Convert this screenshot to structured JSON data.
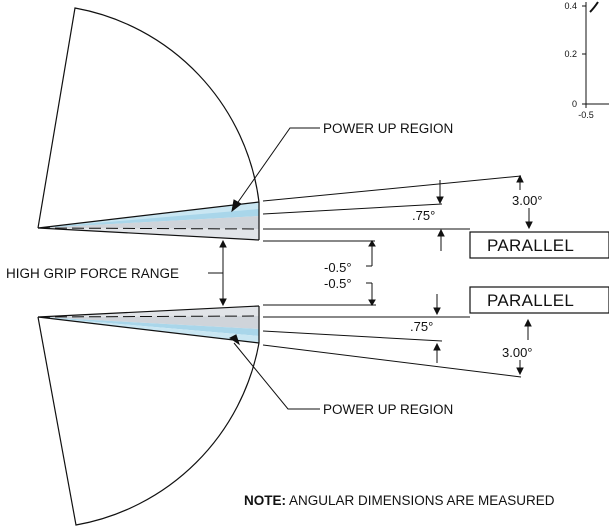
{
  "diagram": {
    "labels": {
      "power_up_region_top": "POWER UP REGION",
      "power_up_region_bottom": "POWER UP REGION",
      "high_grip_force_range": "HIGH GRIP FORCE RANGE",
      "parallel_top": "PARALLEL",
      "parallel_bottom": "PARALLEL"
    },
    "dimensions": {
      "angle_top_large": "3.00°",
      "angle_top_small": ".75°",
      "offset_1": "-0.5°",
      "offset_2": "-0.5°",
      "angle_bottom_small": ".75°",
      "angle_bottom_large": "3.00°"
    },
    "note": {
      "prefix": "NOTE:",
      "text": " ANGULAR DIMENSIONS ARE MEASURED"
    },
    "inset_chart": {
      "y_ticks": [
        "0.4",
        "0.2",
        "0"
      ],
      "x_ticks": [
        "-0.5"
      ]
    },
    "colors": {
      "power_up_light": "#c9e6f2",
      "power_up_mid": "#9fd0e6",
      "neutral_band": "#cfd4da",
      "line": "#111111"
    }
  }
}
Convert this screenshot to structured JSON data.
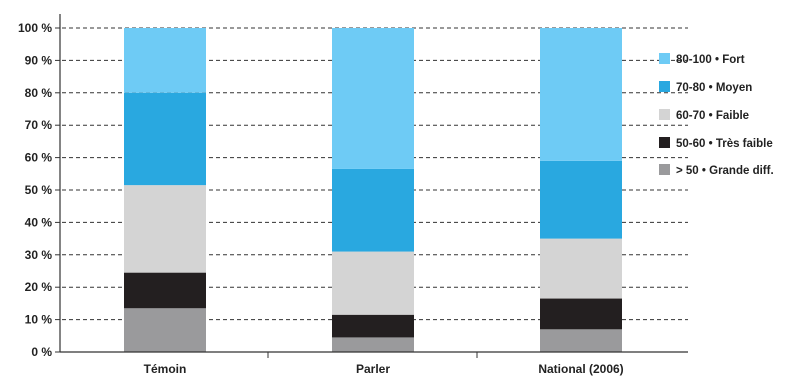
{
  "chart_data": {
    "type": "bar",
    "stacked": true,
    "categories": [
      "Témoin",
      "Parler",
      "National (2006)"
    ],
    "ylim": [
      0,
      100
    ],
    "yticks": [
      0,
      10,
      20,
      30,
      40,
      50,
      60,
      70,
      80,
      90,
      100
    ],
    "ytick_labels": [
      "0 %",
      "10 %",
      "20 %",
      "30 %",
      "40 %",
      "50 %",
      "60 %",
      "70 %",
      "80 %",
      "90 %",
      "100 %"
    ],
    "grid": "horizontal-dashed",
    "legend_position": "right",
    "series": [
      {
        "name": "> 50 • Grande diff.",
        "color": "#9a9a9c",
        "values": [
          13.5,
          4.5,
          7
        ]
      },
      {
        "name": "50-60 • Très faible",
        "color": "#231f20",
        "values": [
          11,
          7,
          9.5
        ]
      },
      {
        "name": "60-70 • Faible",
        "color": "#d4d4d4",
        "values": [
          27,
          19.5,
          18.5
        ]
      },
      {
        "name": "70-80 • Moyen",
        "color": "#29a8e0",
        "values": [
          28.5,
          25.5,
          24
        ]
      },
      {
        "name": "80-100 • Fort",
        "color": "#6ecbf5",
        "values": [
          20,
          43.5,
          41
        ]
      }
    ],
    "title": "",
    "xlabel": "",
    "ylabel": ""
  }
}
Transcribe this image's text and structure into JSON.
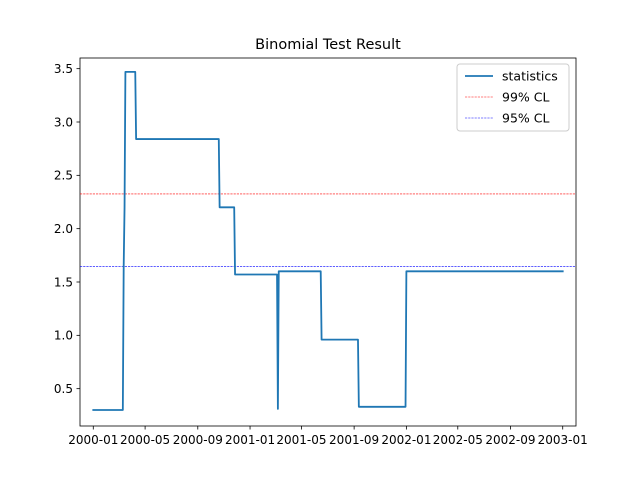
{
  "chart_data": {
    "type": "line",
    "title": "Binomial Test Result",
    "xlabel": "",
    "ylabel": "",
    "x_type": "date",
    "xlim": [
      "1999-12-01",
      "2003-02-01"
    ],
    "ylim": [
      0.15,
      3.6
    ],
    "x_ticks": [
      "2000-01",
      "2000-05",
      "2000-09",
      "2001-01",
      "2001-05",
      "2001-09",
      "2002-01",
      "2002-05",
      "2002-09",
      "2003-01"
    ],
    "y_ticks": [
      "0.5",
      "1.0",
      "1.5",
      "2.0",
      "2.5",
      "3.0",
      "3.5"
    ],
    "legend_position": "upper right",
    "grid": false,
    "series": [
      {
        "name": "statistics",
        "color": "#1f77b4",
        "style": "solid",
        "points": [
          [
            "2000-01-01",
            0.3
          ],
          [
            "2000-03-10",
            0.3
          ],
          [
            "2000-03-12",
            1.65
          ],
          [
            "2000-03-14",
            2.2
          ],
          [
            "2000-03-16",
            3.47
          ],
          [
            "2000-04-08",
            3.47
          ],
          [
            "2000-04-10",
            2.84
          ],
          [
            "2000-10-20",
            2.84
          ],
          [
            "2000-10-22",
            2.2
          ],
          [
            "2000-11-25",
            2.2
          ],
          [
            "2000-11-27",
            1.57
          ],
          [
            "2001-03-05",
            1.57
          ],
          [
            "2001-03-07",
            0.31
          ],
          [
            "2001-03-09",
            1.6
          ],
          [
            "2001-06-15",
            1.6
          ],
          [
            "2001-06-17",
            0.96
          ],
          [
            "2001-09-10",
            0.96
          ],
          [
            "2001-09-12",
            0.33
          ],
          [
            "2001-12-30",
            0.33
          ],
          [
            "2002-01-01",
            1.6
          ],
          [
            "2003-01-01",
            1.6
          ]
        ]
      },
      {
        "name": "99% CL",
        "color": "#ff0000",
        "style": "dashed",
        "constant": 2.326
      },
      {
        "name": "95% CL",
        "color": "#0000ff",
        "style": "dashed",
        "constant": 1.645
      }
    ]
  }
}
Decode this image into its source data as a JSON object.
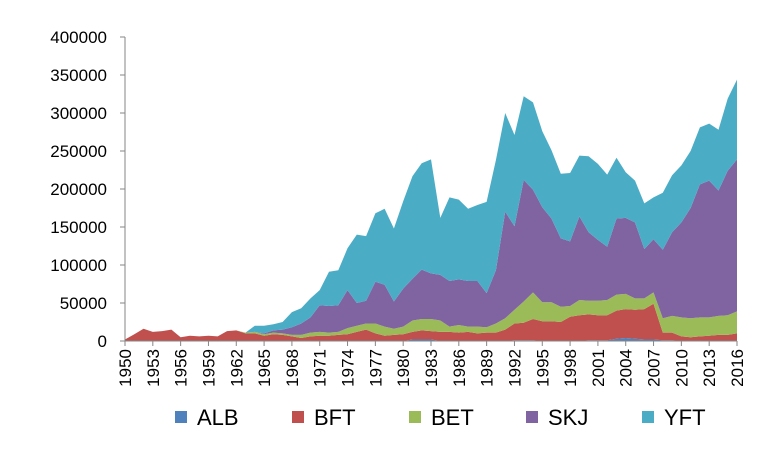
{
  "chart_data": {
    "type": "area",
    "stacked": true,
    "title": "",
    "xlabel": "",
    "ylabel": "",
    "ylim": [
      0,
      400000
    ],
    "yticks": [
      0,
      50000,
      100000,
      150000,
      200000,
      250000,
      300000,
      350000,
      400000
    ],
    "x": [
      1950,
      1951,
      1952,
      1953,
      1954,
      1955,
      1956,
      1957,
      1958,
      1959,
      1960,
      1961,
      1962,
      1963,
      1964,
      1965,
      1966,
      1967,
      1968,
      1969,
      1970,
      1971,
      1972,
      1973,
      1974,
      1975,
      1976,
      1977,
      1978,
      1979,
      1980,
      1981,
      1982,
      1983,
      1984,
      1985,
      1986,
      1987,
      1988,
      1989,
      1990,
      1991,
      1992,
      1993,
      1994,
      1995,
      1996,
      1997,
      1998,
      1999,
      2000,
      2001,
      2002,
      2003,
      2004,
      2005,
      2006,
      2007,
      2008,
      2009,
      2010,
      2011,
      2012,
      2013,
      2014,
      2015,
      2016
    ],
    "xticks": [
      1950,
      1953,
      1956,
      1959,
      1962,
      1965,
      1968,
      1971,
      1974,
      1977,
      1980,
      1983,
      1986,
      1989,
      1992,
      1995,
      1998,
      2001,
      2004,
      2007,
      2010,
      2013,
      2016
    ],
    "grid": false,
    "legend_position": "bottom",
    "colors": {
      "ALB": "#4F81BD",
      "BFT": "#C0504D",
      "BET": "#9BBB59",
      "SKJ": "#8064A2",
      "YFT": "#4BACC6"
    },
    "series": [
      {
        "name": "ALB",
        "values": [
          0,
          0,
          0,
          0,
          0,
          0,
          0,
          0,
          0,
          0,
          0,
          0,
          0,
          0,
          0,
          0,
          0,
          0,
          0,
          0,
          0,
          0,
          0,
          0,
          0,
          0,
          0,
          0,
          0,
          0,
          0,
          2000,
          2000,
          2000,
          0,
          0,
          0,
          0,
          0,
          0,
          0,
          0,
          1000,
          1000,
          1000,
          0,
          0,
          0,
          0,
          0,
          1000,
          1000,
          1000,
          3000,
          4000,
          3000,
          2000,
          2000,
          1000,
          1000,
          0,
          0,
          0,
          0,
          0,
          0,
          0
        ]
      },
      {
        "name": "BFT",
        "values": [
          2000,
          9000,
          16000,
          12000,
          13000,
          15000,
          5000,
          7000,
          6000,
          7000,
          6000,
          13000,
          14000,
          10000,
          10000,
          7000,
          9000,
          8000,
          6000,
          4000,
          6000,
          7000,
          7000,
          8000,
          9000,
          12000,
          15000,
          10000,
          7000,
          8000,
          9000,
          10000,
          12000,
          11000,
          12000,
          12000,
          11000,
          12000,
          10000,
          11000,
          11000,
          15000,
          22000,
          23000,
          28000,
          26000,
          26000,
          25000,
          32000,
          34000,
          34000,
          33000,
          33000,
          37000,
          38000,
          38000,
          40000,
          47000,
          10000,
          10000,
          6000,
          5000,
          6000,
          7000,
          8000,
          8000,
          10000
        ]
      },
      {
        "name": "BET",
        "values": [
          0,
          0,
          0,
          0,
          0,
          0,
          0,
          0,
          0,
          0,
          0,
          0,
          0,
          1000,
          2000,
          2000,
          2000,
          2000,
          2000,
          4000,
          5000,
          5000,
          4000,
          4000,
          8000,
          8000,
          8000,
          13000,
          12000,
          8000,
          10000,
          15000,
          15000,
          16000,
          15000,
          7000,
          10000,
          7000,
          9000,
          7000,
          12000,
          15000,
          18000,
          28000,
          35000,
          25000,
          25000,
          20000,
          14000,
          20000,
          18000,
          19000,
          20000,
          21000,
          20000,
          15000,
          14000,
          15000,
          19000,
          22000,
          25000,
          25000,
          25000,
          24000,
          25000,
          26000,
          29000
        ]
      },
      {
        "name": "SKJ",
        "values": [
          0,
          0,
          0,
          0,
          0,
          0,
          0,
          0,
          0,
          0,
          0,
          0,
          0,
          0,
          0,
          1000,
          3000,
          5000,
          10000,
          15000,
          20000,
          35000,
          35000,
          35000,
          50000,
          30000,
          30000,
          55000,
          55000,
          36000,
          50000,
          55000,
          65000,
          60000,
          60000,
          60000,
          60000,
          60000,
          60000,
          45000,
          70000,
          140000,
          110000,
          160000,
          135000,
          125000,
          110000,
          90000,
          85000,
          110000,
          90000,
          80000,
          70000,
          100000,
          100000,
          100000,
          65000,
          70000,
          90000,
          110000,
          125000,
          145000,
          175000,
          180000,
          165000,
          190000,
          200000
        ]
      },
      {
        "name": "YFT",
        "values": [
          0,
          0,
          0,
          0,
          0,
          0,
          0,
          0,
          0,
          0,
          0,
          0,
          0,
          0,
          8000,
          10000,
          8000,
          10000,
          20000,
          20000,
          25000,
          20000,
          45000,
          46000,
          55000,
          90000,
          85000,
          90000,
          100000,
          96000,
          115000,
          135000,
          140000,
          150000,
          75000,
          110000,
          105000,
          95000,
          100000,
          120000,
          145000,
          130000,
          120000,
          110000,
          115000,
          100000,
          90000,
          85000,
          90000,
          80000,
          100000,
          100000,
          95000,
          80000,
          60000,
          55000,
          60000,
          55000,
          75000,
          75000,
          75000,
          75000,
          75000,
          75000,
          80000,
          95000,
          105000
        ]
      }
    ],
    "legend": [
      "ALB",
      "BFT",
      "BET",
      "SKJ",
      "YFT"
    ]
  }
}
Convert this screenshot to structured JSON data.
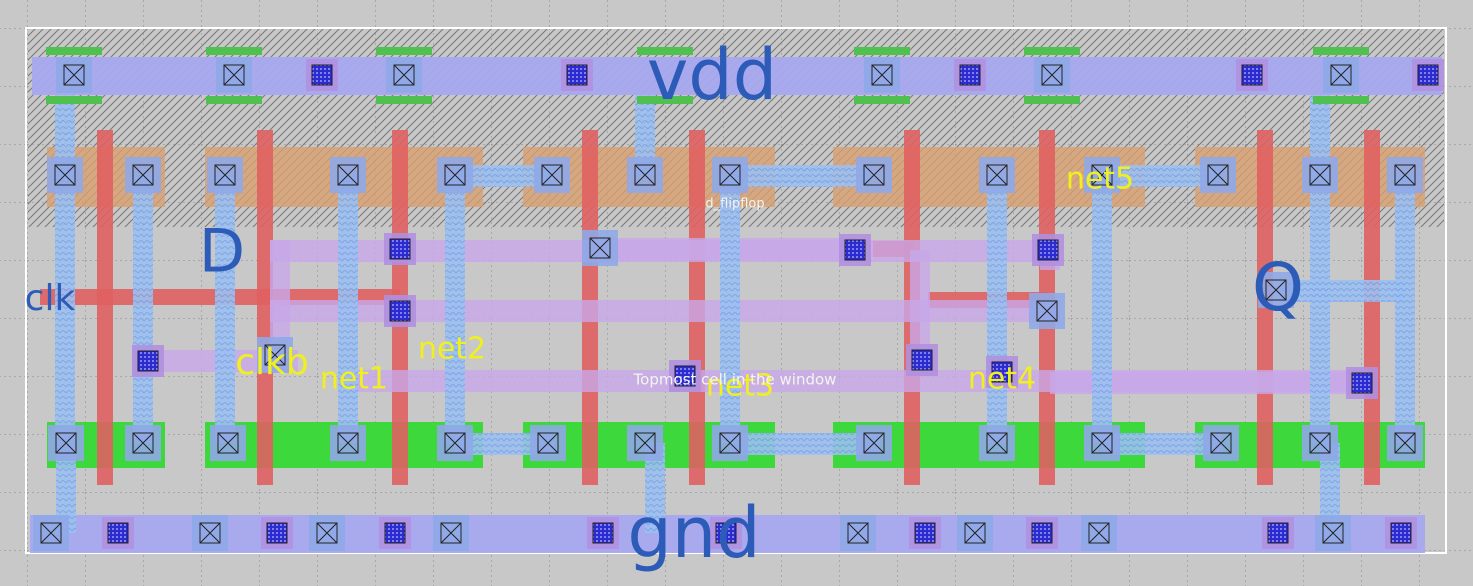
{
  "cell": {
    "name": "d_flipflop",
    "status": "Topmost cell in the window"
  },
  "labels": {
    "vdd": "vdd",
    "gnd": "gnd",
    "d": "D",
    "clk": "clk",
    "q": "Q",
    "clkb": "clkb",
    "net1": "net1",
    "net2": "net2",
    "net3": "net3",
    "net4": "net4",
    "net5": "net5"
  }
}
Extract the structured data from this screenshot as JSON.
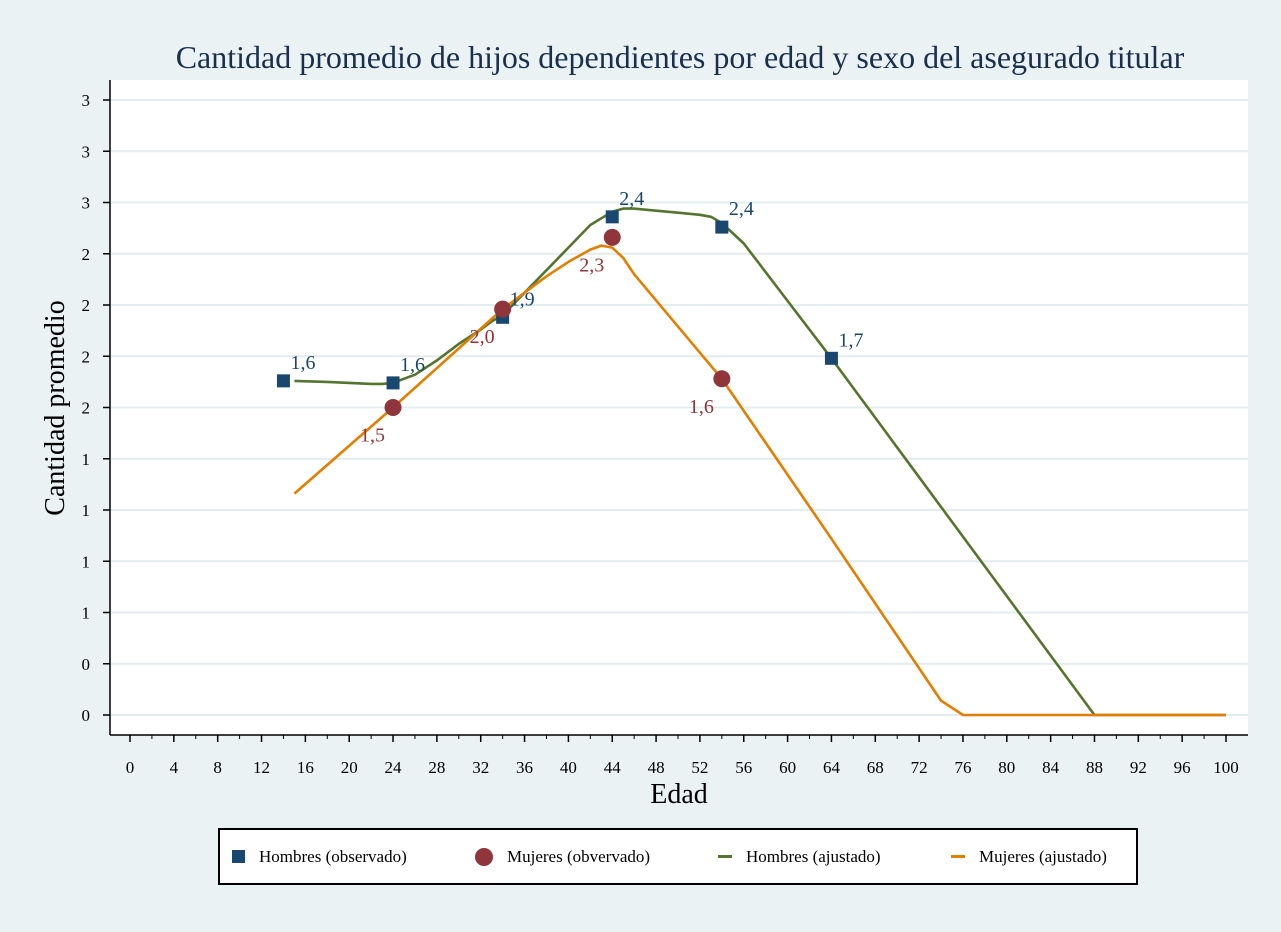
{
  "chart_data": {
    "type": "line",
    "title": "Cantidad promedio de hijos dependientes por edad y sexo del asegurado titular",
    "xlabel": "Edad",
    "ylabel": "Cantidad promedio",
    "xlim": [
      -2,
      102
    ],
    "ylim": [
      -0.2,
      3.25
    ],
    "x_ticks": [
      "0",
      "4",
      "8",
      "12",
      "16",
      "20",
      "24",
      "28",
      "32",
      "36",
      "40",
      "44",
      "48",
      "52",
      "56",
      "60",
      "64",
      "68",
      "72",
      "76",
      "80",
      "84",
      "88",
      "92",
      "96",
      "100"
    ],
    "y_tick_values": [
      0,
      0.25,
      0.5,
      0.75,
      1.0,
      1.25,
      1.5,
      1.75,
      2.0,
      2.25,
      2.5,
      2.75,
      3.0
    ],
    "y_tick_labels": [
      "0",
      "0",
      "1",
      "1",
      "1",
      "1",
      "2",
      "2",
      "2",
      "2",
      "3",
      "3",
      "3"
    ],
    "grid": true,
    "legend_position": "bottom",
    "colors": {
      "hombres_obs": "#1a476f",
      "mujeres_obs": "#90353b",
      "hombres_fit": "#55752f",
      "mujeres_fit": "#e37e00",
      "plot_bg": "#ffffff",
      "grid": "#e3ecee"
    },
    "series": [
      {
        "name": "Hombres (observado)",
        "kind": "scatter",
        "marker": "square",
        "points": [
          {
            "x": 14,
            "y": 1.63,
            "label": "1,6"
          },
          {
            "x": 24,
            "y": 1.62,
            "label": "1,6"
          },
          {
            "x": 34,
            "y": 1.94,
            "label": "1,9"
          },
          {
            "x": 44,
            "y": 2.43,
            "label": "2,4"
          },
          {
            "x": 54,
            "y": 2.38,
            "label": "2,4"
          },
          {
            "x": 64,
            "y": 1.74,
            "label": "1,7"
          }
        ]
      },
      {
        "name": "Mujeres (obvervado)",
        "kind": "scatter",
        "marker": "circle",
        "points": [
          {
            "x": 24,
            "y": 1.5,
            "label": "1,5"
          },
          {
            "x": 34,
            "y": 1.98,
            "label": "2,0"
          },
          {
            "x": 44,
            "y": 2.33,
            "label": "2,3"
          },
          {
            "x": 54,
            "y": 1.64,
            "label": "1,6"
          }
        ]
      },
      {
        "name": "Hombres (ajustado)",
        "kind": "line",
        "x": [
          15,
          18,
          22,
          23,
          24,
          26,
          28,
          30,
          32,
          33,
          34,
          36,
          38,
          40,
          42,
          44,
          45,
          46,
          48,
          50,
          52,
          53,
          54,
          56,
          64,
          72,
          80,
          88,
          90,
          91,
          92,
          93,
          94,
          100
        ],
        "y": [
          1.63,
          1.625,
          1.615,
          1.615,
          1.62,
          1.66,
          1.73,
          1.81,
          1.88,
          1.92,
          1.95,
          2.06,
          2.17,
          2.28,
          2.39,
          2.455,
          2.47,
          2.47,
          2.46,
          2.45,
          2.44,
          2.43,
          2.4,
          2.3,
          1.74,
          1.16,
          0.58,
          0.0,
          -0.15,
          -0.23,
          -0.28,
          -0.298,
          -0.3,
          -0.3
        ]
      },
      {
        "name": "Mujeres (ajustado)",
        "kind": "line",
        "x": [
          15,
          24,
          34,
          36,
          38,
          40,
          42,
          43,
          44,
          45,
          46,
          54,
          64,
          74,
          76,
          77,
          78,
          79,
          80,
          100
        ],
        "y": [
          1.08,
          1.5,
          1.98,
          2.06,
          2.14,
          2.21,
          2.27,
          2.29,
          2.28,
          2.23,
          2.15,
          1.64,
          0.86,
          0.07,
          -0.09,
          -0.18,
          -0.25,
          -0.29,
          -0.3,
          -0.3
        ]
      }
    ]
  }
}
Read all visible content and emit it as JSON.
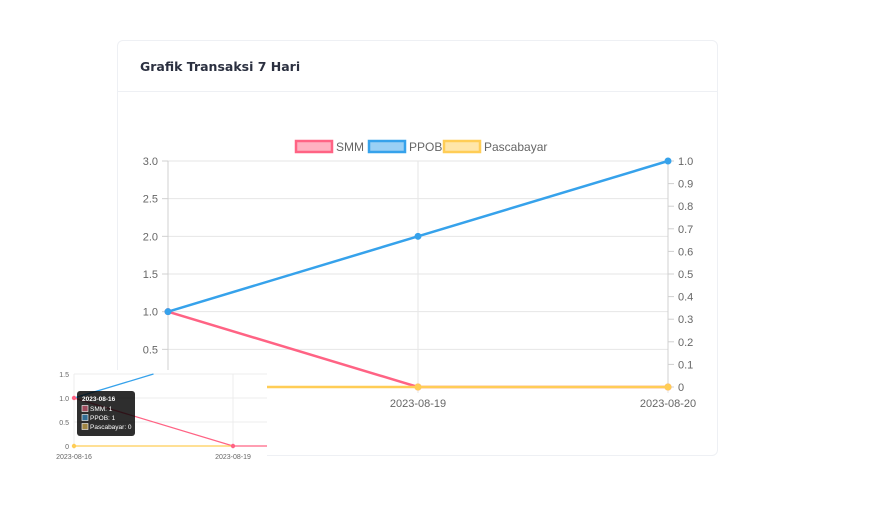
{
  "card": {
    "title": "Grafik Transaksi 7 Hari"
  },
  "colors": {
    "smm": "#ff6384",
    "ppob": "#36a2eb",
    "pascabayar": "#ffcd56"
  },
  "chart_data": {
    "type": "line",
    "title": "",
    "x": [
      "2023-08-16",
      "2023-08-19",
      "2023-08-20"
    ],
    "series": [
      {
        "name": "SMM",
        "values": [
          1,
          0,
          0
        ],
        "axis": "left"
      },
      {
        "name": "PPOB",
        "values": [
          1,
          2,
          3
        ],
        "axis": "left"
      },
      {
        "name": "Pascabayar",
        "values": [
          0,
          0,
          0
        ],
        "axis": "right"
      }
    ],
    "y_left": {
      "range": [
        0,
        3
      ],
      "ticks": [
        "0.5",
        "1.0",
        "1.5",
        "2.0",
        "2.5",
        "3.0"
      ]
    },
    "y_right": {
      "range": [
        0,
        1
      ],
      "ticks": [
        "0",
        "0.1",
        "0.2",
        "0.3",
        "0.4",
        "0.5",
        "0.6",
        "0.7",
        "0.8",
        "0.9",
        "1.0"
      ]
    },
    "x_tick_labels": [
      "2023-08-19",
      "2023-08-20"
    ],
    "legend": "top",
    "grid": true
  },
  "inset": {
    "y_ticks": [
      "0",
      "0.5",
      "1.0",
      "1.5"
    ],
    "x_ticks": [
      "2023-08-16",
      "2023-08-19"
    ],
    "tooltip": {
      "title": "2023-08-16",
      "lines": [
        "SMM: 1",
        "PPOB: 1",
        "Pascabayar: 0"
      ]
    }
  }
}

=== OBJECTIVE ===
Work out how many lines of the listing above include the word "REGION". Report only the number.

=== RESPONSE TO THE TASK ===
2